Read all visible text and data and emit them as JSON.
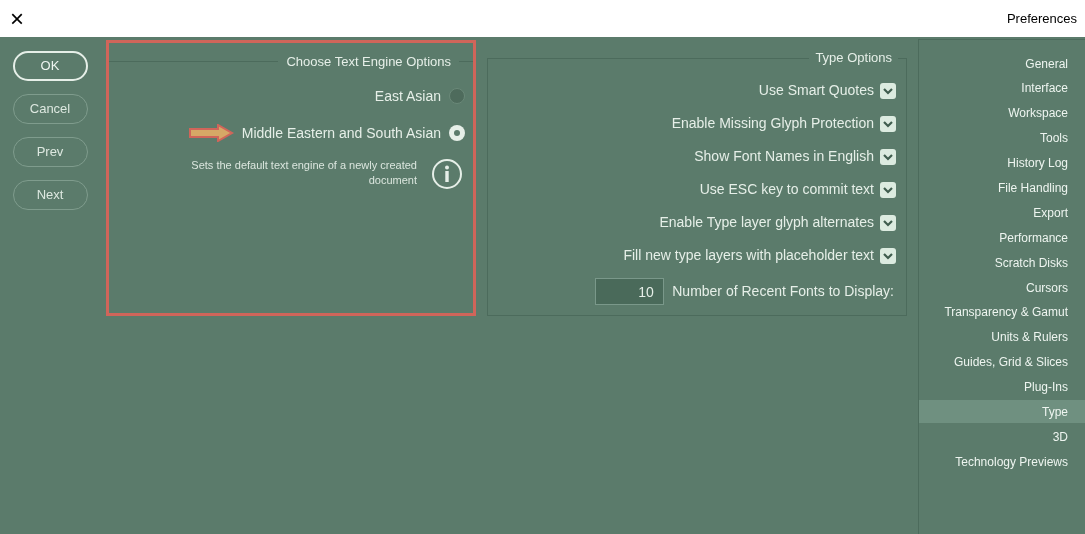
{
  "window": {
    "title": "Preferences",
    "close": "×"
  },
  "buttons": [
    {
      "label": "OK",
      "kind": "primary"
    },
    {
      "label": "Cancel",
      "kind": "normal"
    },
    {
      "label": "Prev",
      "kind": "normal"
    },
    {
      "label": "Next",
      "kind": "normal"
    }
  ],
  "text_engine": {
    "title": "Choose Text Engine Options",
    "highlighted": true,
    "options": [
      {
        "label": "East Asian",
        "selected": false
      },
      {
        "label": "Middle Eastern and South Asian",
        "selected": true,
        "arrow": true
      }
    ],
    "info": "Sets the default text engine of a newly created document"
  },
  "type_options": {
    "title": "Type Options",
    "checkboxes": [
      {
        "label": "Use Smart Quotes",
        "checked": true
      },
      {
        "label": "Enable Missing Glyph Protection",
        "checked": true
      },
      {
        "label": "Show Font Names in English",
        "checked": true
      },
      {
        "label": "Use ESC key to commit text",
        "checked": true
      },
      {
        "label": "Enable Type layer glyph alternates",
        "checked": true
      },
      {
        "label": "Fill new type layers with placeholder text",
        "checked": true
      }
    ],
    "recent_fonts": {
      "label": "Number of Recent Fonts to Display:",
      "value": "10"
    }
  },
  "sidebar": {
    "items": [
      {
        "label": "General",
        "selected": false
      },
      {
        "label": "Interface",
        "selected": false
      },
      {
        "label": "Workspace",
        "selected": false
      },
      {
        "label": "Tools",
        "selected": false
      },
      {
        "label": "History Log",
        "selected": false
      },
      {
        "label": "File Handling",
        "selected": false
      },
      {
        "label": "Export",
        "selected": false
      },
      {
        "label": "Performance",
        "selected": false
      },
      {
        "label": "Scratch Disks",
        "selected": false
      },
      {
        "label": "Cursors",
        "selected": false
      },
      {
        "label": "Transparency & Gamut",
        "selected": false
      },
      {
        "label": "Units & Rulers",
        "selected": false
      },
      {
        "label": "Guides, Grid & Slices",
        "selected": false
      },
      {
        "label": "Plug-Ins",
        "selected": false
      },
      {
        "label": "Type",
        "selected": true
      },
      {
        "label": "3D",
        "selected": false
      },
      {
        "label": "Technology Previews",
        "selected": false
      }
    ]
  }
}
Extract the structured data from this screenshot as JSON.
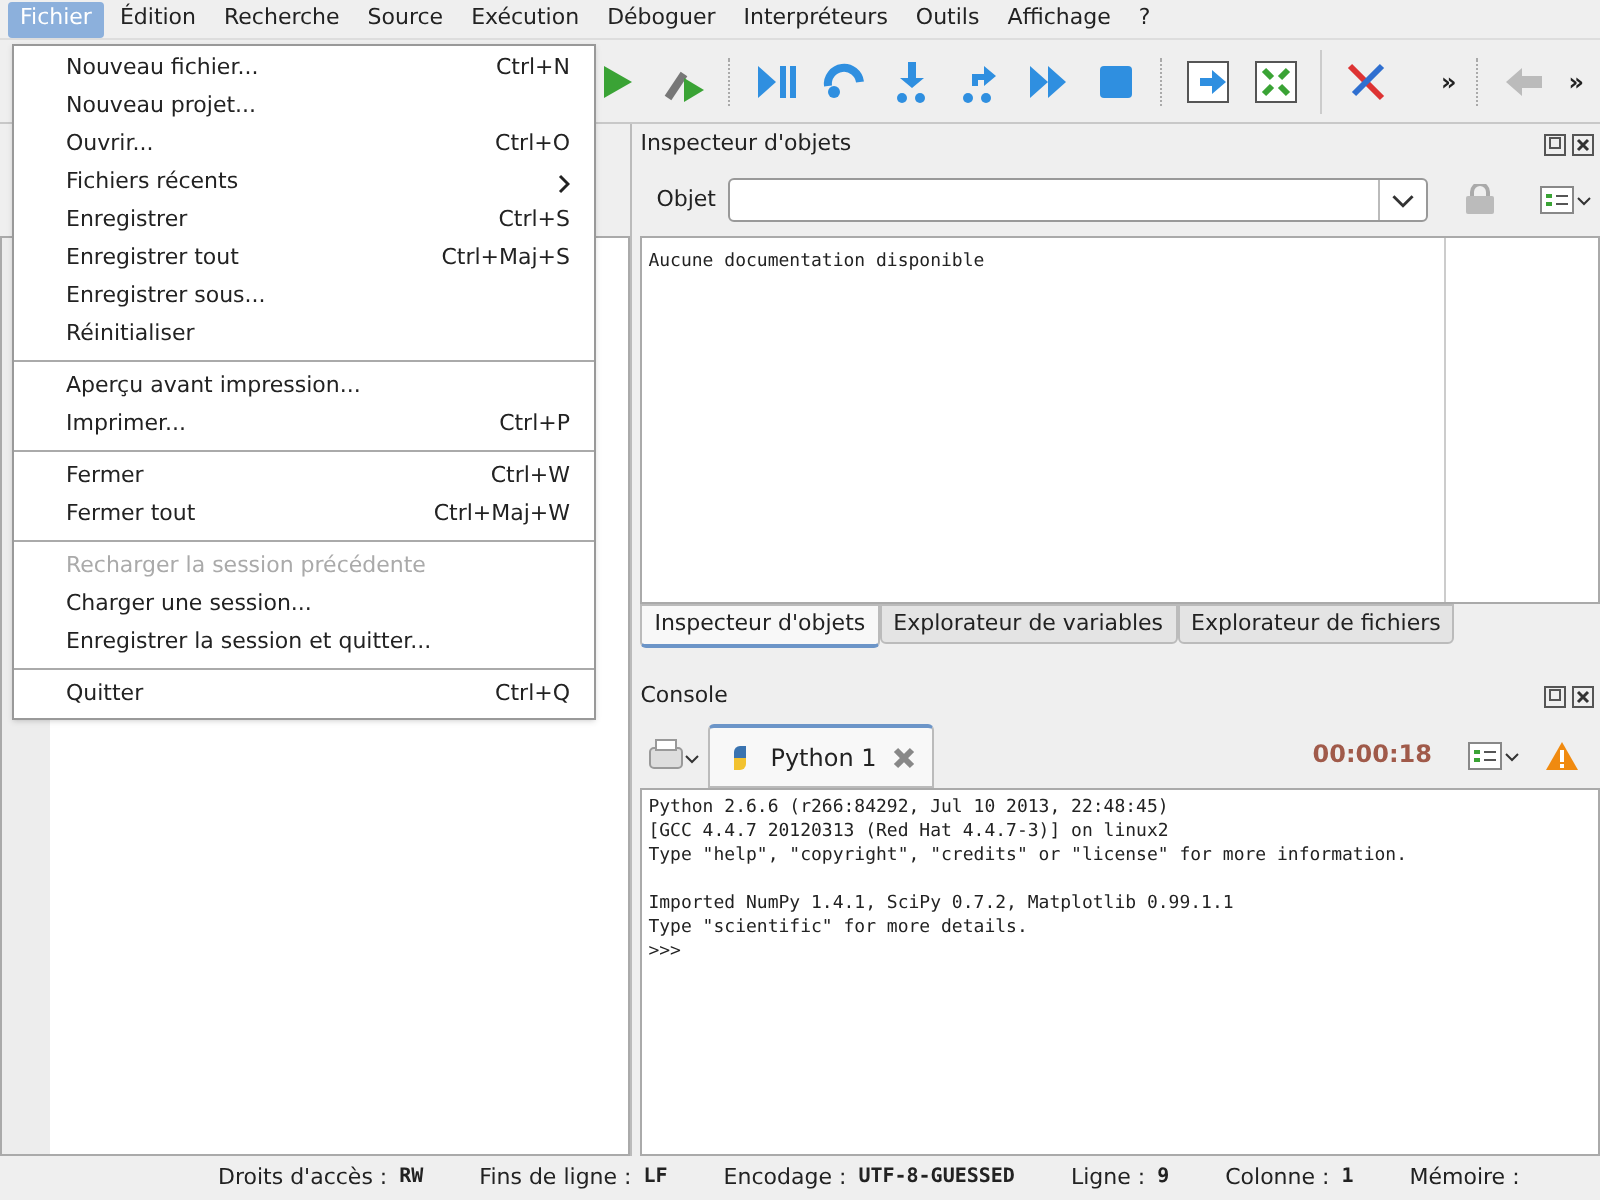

▶ Instructions to follow
Pull every line containing "Enable" out of the data above.

▶ Solution to the problem
        "label": "Enable Missing Glyph Protection",
        "label": "Enable Type layer glyph alternates",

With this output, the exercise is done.